Find and return each line containing "femmes".

— Start —

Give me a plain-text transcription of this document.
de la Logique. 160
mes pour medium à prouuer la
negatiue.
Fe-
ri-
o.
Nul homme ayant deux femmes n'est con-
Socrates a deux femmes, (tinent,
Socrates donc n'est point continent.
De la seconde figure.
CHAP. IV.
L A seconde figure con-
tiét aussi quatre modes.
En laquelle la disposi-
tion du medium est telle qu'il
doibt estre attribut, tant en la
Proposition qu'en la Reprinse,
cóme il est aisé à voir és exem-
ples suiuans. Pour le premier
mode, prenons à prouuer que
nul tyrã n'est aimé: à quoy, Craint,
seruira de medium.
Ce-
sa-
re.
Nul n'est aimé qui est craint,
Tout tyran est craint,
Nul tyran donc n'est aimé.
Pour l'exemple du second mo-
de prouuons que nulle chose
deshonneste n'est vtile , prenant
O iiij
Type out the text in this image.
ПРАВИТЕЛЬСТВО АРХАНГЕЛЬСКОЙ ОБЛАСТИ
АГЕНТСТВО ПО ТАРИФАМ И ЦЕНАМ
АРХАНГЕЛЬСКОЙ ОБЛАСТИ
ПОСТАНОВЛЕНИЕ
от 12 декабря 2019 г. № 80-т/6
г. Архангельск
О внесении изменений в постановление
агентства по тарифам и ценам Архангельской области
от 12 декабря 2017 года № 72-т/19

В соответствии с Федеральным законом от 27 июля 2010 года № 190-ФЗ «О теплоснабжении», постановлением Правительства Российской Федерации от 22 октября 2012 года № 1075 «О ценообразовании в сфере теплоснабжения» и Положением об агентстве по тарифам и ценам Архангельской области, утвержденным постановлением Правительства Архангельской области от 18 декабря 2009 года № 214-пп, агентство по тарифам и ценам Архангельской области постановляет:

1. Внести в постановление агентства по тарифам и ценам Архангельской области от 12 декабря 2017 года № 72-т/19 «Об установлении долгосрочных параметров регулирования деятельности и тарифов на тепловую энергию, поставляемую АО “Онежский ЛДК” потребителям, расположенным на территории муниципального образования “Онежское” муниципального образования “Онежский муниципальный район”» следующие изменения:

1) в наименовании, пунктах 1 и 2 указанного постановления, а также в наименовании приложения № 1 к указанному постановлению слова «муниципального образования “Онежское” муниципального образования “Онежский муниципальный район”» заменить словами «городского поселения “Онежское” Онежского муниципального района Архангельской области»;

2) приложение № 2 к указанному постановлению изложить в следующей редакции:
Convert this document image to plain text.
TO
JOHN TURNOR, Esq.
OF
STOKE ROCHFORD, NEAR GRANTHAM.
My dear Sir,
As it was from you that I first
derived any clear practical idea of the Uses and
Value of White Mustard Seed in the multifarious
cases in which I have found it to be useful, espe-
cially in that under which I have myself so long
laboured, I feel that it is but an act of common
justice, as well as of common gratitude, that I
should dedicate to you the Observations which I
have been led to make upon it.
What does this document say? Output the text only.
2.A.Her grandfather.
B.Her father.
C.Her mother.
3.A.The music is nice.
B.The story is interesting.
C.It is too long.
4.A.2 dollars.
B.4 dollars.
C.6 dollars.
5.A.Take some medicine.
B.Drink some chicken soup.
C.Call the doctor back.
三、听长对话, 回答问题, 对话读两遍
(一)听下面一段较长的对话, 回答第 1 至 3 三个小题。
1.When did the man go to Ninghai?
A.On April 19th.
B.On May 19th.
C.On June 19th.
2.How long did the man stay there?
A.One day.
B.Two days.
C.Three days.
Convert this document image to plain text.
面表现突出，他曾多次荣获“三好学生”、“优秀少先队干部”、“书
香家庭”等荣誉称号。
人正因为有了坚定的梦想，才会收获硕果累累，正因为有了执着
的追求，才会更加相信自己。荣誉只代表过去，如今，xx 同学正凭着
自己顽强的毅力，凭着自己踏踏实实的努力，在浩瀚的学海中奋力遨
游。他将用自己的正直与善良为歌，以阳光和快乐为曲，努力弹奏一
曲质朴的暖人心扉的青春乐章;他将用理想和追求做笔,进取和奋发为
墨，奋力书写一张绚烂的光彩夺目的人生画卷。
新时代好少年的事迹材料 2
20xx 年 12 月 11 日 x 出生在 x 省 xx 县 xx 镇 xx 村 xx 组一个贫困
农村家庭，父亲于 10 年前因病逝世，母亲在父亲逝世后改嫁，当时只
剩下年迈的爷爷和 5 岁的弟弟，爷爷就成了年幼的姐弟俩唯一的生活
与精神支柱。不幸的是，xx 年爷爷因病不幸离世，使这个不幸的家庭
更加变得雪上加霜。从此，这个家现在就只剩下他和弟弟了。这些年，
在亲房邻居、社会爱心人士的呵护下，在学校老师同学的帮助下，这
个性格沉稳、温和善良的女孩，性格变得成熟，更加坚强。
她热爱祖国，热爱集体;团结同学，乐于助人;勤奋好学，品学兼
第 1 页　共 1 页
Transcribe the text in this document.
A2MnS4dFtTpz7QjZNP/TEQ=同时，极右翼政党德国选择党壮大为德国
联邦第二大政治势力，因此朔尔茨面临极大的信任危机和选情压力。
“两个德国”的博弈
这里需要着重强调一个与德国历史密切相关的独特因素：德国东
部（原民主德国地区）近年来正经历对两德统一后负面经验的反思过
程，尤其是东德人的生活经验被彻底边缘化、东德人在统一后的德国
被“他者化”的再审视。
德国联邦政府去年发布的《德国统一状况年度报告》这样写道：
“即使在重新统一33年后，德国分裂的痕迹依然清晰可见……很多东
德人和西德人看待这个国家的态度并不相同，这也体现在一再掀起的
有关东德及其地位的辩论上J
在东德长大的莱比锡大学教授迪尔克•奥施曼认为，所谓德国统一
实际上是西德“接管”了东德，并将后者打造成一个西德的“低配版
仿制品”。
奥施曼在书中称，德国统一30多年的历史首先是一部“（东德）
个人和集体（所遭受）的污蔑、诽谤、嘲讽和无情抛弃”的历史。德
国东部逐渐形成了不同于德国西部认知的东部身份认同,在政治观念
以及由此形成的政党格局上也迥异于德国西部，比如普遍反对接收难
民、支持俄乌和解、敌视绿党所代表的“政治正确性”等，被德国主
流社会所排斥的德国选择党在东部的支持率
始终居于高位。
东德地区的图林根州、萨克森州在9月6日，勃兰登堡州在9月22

— End —

== Finished exercise ==
Nul homme ayant deux femmes n'est con-
Socrates a deux femmes, (tinent,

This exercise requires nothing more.